GIVEN TASK -
In the listing below, identify each line with the word "إليه" and return those lines.

RECORDED DATA -

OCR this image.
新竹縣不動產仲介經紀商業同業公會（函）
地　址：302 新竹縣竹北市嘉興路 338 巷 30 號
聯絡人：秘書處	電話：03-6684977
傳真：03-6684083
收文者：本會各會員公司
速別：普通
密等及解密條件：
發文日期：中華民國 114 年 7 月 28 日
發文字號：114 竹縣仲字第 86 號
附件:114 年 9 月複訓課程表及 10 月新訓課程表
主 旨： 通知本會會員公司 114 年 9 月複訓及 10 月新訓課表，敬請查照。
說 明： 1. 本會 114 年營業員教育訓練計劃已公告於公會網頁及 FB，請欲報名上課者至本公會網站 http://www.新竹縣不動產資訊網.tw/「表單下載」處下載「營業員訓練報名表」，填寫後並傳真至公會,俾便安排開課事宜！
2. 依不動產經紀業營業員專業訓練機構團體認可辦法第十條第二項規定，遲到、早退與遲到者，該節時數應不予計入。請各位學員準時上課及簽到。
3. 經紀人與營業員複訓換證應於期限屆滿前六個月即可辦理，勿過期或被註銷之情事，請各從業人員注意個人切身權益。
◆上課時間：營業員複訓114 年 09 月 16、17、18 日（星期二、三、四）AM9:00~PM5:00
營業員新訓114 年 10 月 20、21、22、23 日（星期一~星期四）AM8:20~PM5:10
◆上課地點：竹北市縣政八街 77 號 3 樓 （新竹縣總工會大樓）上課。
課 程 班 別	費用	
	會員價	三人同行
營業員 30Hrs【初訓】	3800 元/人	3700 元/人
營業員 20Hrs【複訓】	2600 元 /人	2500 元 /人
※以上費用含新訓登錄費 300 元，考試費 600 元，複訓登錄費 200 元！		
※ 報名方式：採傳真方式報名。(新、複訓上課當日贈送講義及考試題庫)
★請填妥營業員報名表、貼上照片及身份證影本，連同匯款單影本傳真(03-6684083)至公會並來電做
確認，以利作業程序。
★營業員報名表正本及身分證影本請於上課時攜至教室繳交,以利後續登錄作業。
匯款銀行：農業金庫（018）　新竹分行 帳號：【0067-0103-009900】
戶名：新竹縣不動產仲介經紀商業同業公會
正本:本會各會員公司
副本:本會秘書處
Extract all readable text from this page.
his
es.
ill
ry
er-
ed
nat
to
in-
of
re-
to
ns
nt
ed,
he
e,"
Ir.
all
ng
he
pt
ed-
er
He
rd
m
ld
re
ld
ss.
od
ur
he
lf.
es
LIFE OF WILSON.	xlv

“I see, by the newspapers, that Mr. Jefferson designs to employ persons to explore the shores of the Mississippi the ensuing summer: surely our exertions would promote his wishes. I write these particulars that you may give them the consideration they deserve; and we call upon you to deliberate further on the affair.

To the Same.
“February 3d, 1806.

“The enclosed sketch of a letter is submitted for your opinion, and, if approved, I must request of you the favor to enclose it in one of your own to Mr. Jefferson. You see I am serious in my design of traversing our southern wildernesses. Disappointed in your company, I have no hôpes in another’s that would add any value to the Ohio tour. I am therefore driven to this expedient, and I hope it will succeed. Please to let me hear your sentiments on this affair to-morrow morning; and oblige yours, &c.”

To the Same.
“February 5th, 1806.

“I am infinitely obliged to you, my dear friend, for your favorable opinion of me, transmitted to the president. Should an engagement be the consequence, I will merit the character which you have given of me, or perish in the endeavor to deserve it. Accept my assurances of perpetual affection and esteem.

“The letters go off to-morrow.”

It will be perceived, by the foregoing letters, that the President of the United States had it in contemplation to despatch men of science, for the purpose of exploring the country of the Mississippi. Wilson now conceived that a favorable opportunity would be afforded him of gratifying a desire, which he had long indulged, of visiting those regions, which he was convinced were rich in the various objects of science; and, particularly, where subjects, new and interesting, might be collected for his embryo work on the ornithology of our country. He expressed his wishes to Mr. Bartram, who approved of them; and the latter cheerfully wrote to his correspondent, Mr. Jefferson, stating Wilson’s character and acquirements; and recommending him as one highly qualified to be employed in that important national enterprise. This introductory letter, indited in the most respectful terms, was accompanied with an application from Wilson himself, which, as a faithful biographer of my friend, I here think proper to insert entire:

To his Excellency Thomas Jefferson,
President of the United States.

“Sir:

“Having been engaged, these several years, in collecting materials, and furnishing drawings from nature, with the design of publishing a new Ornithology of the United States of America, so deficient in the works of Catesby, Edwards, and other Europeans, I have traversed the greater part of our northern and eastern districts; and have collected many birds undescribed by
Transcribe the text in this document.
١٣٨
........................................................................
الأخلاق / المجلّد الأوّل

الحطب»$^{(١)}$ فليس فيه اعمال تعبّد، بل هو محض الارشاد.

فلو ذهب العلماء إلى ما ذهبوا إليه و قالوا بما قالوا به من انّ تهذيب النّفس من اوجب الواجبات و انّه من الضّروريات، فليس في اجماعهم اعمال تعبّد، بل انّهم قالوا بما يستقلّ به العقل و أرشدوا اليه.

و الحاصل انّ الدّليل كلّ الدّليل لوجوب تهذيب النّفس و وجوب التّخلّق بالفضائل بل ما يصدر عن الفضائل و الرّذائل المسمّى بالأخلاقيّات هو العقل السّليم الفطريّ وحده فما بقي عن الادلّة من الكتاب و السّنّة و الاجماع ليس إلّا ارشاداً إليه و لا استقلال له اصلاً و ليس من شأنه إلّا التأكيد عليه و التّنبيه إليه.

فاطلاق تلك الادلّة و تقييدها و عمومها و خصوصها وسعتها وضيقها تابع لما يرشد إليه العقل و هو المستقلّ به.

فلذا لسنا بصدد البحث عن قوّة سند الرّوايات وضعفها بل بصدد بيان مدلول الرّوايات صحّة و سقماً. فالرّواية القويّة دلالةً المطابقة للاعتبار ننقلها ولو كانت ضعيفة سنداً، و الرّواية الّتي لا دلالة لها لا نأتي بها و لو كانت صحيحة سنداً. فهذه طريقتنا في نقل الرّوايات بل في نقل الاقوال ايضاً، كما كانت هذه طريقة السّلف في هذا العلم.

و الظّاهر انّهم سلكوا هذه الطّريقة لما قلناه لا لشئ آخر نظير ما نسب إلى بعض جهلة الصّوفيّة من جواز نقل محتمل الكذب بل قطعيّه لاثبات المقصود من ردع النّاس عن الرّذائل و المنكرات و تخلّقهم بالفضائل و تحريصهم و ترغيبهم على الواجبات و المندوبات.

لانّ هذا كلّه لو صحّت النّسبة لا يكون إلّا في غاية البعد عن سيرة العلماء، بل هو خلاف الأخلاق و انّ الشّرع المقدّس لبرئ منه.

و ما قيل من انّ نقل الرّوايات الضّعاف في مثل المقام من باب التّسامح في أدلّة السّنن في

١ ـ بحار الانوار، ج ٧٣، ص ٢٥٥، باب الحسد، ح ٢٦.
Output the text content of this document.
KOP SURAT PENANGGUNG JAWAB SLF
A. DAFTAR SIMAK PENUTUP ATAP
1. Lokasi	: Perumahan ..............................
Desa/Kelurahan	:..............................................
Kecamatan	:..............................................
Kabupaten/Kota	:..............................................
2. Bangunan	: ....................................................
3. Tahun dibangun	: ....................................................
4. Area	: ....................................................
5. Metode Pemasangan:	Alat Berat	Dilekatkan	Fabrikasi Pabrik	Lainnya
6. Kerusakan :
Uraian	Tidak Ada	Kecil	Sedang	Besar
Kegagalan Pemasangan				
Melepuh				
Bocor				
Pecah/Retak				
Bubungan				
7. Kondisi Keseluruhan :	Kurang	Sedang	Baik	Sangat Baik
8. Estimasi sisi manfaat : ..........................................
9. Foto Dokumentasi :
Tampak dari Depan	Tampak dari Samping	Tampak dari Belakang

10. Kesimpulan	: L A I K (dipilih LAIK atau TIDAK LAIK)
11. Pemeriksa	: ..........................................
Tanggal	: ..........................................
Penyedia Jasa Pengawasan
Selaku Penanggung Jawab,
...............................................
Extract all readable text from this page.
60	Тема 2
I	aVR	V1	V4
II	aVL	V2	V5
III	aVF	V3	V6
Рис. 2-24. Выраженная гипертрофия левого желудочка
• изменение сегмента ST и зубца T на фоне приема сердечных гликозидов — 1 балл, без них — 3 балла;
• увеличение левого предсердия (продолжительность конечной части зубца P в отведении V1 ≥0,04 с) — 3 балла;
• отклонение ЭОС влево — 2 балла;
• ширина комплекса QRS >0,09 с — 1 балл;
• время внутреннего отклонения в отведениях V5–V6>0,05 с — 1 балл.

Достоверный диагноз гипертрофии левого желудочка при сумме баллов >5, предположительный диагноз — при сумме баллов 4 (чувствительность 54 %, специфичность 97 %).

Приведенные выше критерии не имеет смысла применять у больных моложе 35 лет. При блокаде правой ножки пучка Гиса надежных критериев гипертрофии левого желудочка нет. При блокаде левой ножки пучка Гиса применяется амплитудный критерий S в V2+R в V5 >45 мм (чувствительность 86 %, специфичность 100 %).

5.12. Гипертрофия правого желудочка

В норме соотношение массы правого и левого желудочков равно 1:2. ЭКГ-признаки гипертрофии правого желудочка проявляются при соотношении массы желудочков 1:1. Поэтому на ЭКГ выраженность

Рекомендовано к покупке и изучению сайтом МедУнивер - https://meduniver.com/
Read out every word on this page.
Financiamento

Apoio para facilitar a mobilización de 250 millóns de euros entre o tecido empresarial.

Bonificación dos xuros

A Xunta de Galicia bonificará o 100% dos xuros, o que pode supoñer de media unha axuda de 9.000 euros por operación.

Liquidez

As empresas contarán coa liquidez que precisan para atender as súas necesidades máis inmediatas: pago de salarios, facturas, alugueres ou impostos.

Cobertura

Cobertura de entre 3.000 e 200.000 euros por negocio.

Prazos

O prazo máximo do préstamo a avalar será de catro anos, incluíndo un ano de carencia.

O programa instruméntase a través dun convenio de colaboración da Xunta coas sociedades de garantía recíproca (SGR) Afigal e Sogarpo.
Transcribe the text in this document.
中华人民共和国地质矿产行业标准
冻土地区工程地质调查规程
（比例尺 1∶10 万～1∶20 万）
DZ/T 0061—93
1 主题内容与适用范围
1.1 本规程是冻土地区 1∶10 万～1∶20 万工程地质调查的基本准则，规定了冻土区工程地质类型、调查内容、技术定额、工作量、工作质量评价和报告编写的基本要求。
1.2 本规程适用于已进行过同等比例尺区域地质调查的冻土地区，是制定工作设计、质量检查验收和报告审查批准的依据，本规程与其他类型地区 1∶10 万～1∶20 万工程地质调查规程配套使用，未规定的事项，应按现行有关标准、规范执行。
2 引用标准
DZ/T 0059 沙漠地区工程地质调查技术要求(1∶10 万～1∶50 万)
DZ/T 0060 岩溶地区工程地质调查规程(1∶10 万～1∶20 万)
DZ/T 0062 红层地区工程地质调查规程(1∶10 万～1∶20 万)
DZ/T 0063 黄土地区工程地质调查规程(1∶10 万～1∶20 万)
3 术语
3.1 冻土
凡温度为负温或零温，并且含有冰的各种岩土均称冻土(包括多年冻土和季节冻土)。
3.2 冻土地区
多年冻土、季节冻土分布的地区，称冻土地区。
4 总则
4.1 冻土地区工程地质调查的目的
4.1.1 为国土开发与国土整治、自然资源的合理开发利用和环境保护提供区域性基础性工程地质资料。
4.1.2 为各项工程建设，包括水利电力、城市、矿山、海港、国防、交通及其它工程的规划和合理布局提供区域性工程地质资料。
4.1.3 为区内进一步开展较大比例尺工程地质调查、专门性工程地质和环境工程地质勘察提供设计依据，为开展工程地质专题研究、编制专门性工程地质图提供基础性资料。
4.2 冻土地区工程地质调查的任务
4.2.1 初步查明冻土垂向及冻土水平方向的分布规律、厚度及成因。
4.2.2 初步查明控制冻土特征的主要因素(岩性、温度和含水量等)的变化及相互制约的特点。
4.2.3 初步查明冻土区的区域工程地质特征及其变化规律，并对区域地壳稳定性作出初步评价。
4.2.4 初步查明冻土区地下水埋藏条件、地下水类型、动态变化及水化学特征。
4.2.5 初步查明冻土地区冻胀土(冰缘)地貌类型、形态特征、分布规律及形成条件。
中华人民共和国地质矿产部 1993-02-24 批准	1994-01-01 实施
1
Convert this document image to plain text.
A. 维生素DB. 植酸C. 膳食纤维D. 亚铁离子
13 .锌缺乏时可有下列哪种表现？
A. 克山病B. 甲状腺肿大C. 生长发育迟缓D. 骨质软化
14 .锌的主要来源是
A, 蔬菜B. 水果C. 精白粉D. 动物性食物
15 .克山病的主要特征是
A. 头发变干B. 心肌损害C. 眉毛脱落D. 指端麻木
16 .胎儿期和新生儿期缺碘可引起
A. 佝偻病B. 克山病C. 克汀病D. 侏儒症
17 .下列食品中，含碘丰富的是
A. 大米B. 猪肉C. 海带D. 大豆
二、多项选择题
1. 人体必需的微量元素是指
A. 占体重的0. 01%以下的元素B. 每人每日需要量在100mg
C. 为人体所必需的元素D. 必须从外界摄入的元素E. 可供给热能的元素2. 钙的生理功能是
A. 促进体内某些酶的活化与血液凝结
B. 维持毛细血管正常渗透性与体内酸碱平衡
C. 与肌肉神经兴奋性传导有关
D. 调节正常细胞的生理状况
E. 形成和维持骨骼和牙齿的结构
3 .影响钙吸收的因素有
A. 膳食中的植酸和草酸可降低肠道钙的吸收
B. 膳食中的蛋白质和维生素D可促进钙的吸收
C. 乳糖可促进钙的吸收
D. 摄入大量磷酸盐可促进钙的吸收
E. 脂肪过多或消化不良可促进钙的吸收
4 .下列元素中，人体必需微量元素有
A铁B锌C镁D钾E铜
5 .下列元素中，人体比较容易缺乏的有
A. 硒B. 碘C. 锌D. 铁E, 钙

CORRECT ANSWER -
فلو ذهب العلماء إلى ما ذهبوا إليه و قالوا بما قالوا به من انّ تهذيب النّفس من اوجب الواجبات و انّه من الضّروريات، فليس في اجماعهم اعمال تعبّد، بل انّهم قالوا بما يستقلّ به العقل و أرشدوا اليه.
و الحاصل انّ الدّليل كلّ الدّليل لوجوب تهذيب النّفس و وجوب التّخلّق بالفضائل بل ما يصدر عن الفضائل و الرّذائل المسمّى بالأخلاقيّات هو العقل السّليم الفطريّ وحده فما بقي عن الادلّة من الكتاب و السّنّة و الاجماع ليس إلّا ارشاداً إليه و لا استقلال له اصلاً و ليس من شأنه إلّا التأكيد عليه و التّنبيه إليه.
فاطلاق تلك الادلّة و تقييدها و عمومها و خصوصها وسعتها وضيقها تابع لما يرشد إليه العقل و هو المستقلّ به.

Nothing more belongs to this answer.